Extract, from the listing that follows, each line containing the word "document".

* **Stored records**:
•••

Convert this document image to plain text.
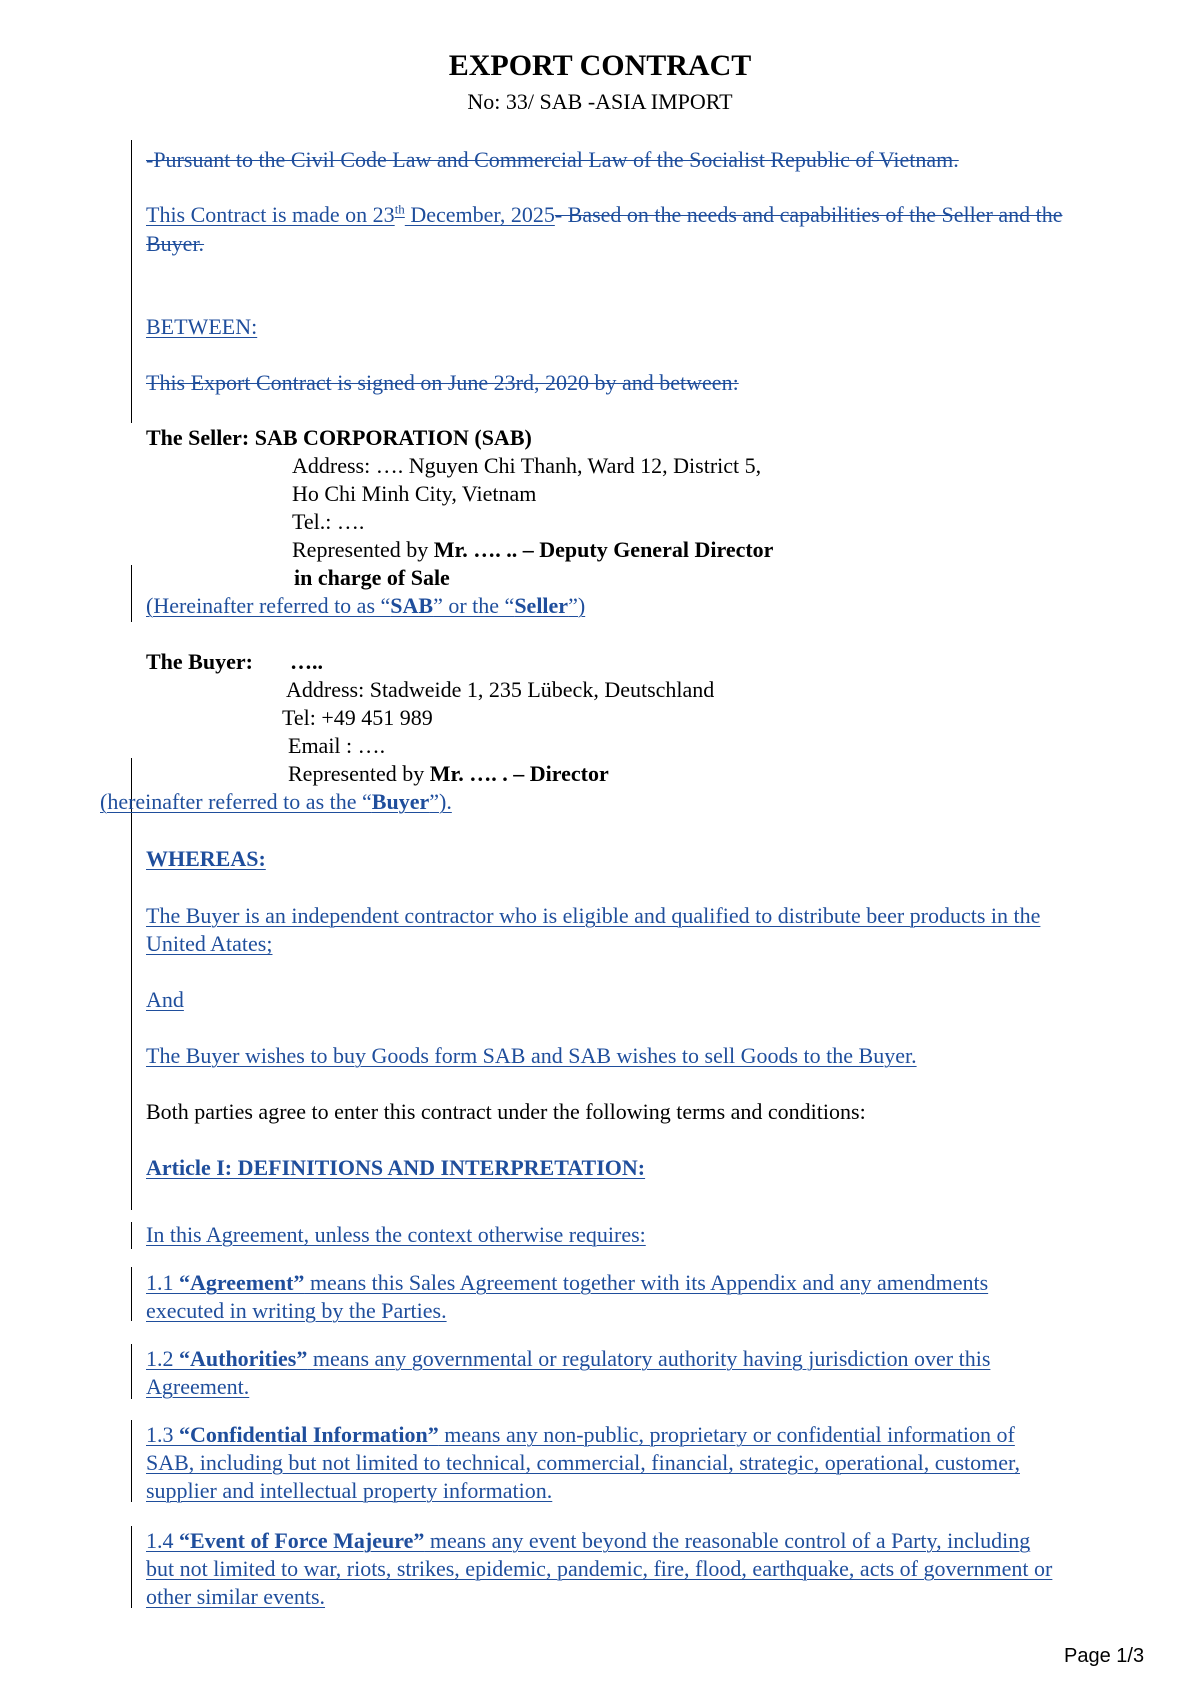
EXPORT CONTRACT
No: 33/ SAB -ASIA IMPORT
-Pursuant to the Civil Code Law and Commercial Law of the Socialist Republic of Vietnam.
This Contract is made on 23th December, 2025- Based on the needs and capabilities of the Seller and the
Buyer.
BETWEEN:
This Export Contract is signed on June 23rd, 2020 by and between:
The Seller: SAB CORPORATION (SAB)
Address: …. Nguyen Chi Thanh, Ward 12, District 5,
Ho Chi Minh City, Vietnam
Tel.: ….
Represented by Mr. …. .. – Deputy General Director
in charge of Sale
(Hereinafter referred to as “SAB” or the “Seller”)
The Buyer: …..
Address: Stadweide 1, 235 Lübeck, Deutschland
Tel: +49 451 989
Email : ….
Represented by Mr. …. . – Director
(hereinafter referred to as the “Buyer”).
WHEREAS:
The Buyer is an independent contractor who is eligible and qualified to distribute beer products in the
United Atates;
And
The Buyer wishes to buy Goods form SAB and SAB wishes to sell Goods to the Buyer.
Both parties agree to enter this contract under the following terms and conditions:
Article I: DEFINITIONS AND INTERPRETATION:
In this Agreement, unless the context otherwise requires:
1.1 “Agreement” means this Sales Agreement together with its Appendix and any amendments
executed in writing by the Parties.
1.2 “Authorities” means any governmental or regulatory authority having jurisdiction over this
Agreement.
1.3 “Confidential Information” means any non-public, proprietary or confidential information of
SAB, including but not limited to technical, commercial, financial, strategic, operational, customer,
supplier and intellectual property information.
1.4 “Event of Force Majeure” means any event beyond the reasonable control of a Party, including
but not limited to war, riots, strikes, epidemic, pandemic, fire, flood, earthquake, acts of government or
other similar events.
Page 1/3
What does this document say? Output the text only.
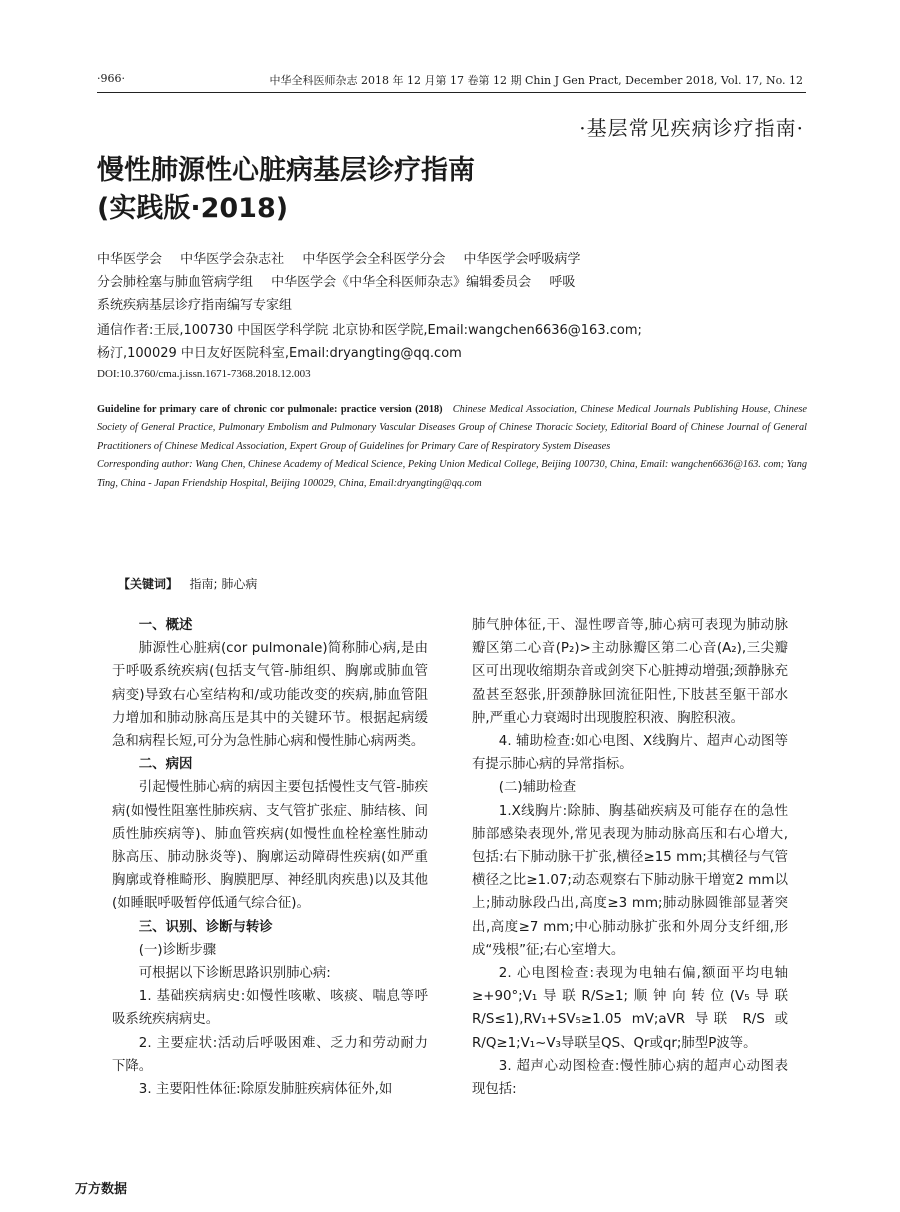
·966·	中华全科医师杂志 2018 年 12 月第 17 卷第 12 期 Chin J Gen Pract, December 2018, Vol. 17, No. 12
·基层常见疾病诊疗指南·
慢性肺源性心脏病基层诊疗指南
(实践版·2018)
中华医学会 中华医学会杂志社 中华医学会全科医学分会 中华医学会呼吸病学
分会肺栓塞与肺血管病学组 中华医学会《中华全科医师杂志》编辑委员会 呼吸
系统疾病基层诊疗指南编写专家组
通信作者:王辰,100730 中国医学科学院 北京协和医学院,Email:wangchen6636@163.com;
杨汀,100029 中日友好医院科室,Email:dryangting@qq.com
DOI:10.3760/cma.j.issn.1671-7368.2018.12.003

Guideline for primary care of chronic cor pulmonale: practice version (2018) Chinese Medical Association, Chinese Medical Journals Publishing House, Chinese Society of General Practice, Pulmonary Embolism and Pulmonary Vascular Diseases Group of Chinese Thoracic Society, Editorial Board of Chinese Journal of General Practitioners of Chinese Medical Association, Expert Group of Guidelines for Primary Care of Respiratory System Diseases

Corresponding author: Wang Chen, Chinese Academy of Medical Science, Peking Union Medical College, Beijing 100730, China, Email: wangchen6636@163. com; Yang Ting, China - Japan Friendship Hospital, Beijing 100029, China, Email:dryangting@qq.com

【关键词】 指南; 肺心病

一、概述

肺源性心脏病(cor pulmonale)简称肺心病,是由于呼吸系统疾病(包括支气管-肺组织、胸廓或肺血管病变)导致右心室结构和/或功能改变的疾病,肺血管阻力增加和肺动脉高压是其中的关键环节。根据起病缓急和病程长短,可分为急性肺心病和慢性肺心病两类。

二、病因

引起慢性肺心病的病因主要包括慢性支气管-肺疾病(如慢性阻塞性肺疾病、支气管扩张症、肺结核、间质性肺疾病等)、肺血管疾病(如慢性血栓栓塞性肺动脉高压、肺动脉炎等)、胸廓运动障碍性疾病(如严重胸廓或脊椎畸形、胸膜肥厚、神经肌肉疾患)以及其他(如睡眠呼吸暂停低通气综合征)。

三、识别、诊断与转诊

(一)诊断步骤

可根据以下诊断思路识别肺心病:

1. 基础疾病病史:如慢性咳嗽、咳痰、喘息等呼吸系统疾病病史。

2. 主要症状:活动后呼吸困难、乏力和劳动耐力下降。

3. 主要阳性体征:除原发肺脏疾病体征外,如

肺气肿体征,干、湿性啰音等,肺心病可表现为肺动脉瓣区第二心音(P₂)>主动脉瓣区第二心音(A₂),三尖瓣区可出现收缩期杂音或剑突下心脏搏动增强;颈静脉充盈甚至怒张,肝颈静脉回流征阳性,下肢甚至躯干部水肿,严重心力衰竭时出现腹腔积液、胸腔积液。

4. 辅助检查:如心电图、X线胸片、超声心动图等有提示肺心病的异常指标。

(二)辅助检查

1.X线胸片:除肺、胸基础疾病及可能存在的急性肺部感染表现外,常见表现为肺动脉高压和右心增大,包括:右下肺动脉干扩张,横径≥15 mm;其横径与气管横径之比≥1.07;动态观察右下肺动脉干增宽2 mm以上;肺动脉段凸出,高度≥3 mm;肺动脉圆锥部显著突出,高度≥7 mm;中心肺动脉扩张和外周分支纤细,形成“残根”征;右心室增大。

2. 心电图检查:表现为电轴右偏,额面平均电轴≥+90°;V₁导联R/S≥1;顺钟向转位(V₅导联R/S≤1),RV₁+SV₅≥1.05 mV;aVR 导联 R/S 或 R/Q≥1;V₁~V₃导联呈QS、Qr或qr;肺型P波等。

3. 超声心动图检查:慢性肺心病的超声心动图表现包括:

万方数据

•••

* **Solution to this problem**:
Convert this document image to plain text.
What does this document say? Output the text only.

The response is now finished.